* [Stated problem]: From the records, pick out and copy each line containing "predictions".

* [Raw data]:
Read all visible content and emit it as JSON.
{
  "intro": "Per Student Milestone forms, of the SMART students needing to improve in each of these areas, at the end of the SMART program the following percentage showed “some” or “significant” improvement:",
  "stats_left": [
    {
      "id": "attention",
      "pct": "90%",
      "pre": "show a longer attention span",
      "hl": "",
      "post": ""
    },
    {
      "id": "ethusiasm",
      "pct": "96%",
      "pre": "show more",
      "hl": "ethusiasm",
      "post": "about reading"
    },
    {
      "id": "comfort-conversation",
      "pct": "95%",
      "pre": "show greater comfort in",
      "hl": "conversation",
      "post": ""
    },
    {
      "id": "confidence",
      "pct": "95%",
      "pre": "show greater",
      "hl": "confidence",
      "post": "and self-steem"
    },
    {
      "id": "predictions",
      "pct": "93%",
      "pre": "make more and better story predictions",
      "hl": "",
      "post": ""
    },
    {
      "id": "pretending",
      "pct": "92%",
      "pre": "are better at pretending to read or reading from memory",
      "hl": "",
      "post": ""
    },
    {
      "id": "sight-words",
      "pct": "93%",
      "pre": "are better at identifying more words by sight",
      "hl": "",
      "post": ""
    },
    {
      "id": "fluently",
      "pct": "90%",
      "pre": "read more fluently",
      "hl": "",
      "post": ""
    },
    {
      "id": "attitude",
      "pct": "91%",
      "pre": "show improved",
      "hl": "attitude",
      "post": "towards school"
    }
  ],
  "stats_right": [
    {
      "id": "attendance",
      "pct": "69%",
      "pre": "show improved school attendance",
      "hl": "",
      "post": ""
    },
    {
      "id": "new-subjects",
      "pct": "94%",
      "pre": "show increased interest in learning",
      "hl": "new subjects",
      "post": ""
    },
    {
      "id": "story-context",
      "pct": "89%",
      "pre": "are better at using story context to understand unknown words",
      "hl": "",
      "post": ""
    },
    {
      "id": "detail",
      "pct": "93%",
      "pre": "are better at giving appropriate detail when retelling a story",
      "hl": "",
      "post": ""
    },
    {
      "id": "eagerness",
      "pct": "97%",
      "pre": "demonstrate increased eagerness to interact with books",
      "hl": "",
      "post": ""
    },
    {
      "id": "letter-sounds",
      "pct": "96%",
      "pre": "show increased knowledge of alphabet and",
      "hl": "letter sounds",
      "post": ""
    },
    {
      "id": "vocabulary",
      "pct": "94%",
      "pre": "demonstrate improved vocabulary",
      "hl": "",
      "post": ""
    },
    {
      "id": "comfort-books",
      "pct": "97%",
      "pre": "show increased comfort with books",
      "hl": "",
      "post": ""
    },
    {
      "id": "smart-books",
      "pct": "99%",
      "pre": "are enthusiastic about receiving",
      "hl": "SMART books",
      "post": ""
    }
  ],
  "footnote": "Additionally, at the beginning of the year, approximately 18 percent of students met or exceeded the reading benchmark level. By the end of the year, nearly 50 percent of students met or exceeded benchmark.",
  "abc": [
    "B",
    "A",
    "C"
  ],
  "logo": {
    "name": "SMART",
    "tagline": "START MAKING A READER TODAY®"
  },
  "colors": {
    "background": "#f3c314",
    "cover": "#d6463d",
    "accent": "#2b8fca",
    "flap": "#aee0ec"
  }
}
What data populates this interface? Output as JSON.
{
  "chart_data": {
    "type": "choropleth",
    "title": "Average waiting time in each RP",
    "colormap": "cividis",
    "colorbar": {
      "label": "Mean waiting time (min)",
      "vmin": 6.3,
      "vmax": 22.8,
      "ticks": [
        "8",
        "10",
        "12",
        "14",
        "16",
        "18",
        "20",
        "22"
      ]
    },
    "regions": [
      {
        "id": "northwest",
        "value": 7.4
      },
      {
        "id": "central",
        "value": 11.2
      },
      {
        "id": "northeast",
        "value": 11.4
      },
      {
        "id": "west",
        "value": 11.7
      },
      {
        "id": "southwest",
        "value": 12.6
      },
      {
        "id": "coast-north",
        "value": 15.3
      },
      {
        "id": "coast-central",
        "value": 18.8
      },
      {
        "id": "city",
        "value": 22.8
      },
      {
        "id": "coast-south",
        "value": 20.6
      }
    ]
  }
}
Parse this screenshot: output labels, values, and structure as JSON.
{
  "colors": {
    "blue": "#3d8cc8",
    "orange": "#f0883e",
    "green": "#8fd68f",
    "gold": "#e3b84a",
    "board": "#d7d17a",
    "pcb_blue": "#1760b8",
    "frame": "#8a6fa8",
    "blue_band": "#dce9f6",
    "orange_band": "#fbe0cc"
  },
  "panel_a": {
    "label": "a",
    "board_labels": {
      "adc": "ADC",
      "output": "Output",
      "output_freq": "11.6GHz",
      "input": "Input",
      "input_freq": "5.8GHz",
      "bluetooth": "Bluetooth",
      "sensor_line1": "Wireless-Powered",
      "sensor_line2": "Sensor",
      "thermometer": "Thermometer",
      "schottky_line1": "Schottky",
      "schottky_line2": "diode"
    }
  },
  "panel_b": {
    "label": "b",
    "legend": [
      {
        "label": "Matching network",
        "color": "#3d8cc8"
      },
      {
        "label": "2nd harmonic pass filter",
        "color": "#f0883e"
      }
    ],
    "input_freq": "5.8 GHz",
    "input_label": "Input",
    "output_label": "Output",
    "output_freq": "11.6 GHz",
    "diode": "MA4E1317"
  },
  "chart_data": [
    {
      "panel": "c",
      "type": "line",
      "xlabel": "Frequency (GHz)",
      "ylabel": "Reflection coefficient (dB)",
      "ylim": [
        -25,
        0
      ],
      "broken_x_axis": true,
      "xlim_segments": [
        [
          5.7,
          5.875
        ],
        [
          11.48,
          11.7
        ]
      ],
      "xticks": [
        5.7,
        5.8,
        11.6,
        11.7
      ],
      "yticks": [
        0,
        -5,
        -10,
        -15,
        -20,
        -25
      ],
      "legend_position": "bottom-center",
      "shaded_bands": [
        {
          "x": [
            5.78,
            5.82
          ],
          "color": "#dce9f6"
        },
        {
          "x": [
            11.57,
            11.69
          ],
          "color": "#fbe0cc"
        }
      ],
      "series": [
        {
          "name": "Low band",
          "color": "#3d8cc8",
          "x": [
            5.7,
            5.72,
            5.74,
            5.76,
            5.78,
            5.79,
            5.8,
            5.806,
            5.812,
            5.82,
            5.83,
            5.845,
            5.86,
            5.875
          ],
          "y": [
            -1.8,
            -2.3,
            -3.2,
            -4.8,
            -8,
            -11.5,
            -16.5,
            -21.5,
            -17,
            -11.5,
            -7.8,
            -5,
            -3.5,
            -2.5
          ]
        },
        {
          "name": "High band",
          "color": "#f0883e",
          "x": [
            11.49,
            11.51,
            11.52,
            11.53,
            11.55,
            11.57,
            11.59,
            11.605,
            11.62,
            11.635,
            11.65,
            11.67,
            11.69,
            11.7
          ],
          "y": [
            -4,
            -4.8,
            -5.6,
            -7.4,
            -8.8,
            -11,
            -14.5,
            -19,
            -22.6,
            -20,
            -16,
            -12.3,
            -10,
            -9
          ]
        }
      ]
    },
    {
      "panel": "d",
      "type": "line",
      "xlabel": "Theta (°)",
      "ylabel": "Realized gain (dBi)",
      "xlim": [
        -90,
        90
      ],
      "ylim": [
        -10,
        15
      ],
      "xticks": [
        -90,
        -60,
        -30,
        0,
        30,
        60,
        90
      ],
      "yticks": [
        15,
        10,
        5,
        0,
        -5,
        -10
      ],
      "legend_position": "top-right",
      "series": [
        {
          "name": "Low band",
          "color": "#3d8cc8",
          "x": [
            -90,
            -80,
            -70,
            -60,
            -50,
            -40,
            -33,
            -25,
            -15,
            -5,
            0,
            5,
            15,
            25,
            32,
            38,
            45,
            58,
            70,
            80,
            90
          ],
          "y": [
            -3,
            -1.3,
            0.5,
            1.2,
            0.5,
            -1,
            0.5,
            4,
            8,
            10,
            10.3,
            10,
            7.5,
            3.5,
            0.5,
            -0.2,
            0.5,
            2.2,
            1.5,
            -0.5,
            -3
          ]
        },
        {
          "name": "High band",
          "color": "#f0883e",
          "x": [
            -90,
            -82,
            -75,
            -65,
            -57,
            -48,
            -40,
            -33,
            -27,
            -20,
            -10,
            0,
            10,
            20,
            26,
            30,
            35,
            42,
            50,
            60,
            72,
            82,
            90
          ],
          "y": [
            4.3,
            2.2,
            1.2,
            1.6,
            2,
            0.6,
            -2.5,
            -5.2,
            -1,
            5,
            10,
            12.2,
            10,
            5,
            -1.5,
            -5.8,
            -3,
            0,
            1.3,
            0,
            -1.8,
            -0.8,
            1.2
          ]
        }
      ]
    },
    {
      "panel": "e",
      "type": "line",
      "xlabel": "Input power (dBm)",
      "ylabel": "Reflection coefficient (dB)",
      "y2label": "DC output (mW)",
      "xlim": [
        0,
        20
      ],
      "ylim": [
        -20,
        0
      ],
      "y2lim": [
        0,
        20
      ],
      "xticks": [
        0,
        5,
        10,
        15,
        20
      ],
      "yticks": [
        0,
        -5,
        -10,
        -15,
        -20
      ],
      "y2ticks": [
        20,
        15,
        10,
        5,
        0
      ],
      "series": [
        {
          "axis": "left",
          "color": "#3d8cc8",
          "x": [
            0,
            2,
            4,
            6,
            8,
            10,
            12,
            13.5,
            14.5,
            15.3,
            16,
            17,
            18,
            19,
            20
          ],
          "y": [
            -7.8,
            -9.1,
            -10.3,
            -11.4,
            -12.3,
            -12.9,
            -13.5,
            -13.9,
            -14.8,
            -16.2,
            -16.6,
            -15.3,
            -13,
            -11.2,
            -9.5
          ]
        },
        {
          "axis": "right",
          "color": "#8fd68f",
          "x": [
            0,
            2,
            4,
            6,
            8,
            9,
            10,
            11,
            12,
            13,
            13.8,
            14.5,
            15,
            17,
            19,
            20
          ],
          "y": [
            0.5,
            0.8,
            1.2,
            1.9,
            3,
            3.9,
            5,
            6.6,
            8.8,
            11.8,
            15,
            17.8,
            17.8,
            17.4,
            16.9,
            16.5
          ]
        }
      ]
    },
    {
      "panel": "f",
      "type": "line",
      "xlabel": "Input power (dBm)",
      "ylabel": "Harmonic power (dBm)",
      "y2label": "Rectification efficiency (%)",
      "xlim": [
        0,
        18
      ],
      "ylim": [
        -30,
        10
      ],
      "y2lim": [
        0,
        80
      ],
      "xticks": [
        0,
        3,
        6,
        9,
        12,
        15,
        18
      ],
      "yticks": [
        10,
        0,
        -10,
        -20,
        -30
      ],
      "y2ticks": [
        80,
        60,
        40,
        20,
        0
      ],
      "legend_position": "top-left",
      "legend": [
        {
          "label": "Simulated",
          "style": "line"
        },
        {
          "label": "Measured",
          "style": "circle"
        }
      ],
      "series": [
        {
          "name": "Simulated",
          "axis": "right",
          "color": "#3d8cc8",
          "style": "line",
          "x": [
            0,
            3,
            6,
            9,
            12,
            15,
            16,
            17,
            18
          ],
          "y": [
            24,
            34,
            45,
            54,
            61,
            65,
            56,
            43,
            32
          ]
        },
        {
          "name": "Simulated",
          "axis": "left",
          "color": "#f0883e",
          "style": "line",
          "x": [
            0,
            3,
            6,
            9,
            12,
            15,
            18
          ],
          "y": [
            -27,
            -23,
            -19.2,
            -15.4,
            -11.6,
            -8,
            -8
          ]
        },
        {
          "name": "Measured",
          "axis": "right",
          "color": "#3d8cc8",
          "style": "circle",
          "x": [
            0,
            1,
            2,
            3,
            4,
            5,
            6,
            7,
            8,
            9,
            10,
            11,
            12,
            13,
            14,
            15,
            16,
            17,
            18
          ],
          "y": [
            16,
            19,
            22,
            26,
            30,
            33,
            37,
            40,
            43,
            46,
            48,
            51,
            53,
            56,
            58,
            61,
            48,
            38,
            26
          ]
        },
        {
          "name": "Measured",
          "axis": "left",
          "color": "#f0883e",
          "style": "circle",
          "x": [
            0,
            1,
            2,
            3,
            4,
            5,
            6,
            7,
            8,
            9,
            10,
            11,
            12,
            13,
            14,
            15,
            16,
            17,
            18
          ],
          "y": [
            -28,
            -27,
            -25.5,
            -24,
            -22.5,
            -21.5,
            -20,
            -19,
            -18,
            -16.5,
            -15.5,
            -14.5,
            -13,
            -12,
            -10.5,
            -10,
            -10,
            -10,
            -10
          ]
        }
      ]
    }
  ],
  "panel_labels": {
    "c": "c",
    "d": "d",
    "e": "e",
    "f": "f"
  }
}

* [Task solution]:
      "id": "predictions",
      "pre": "make more and better story predictions",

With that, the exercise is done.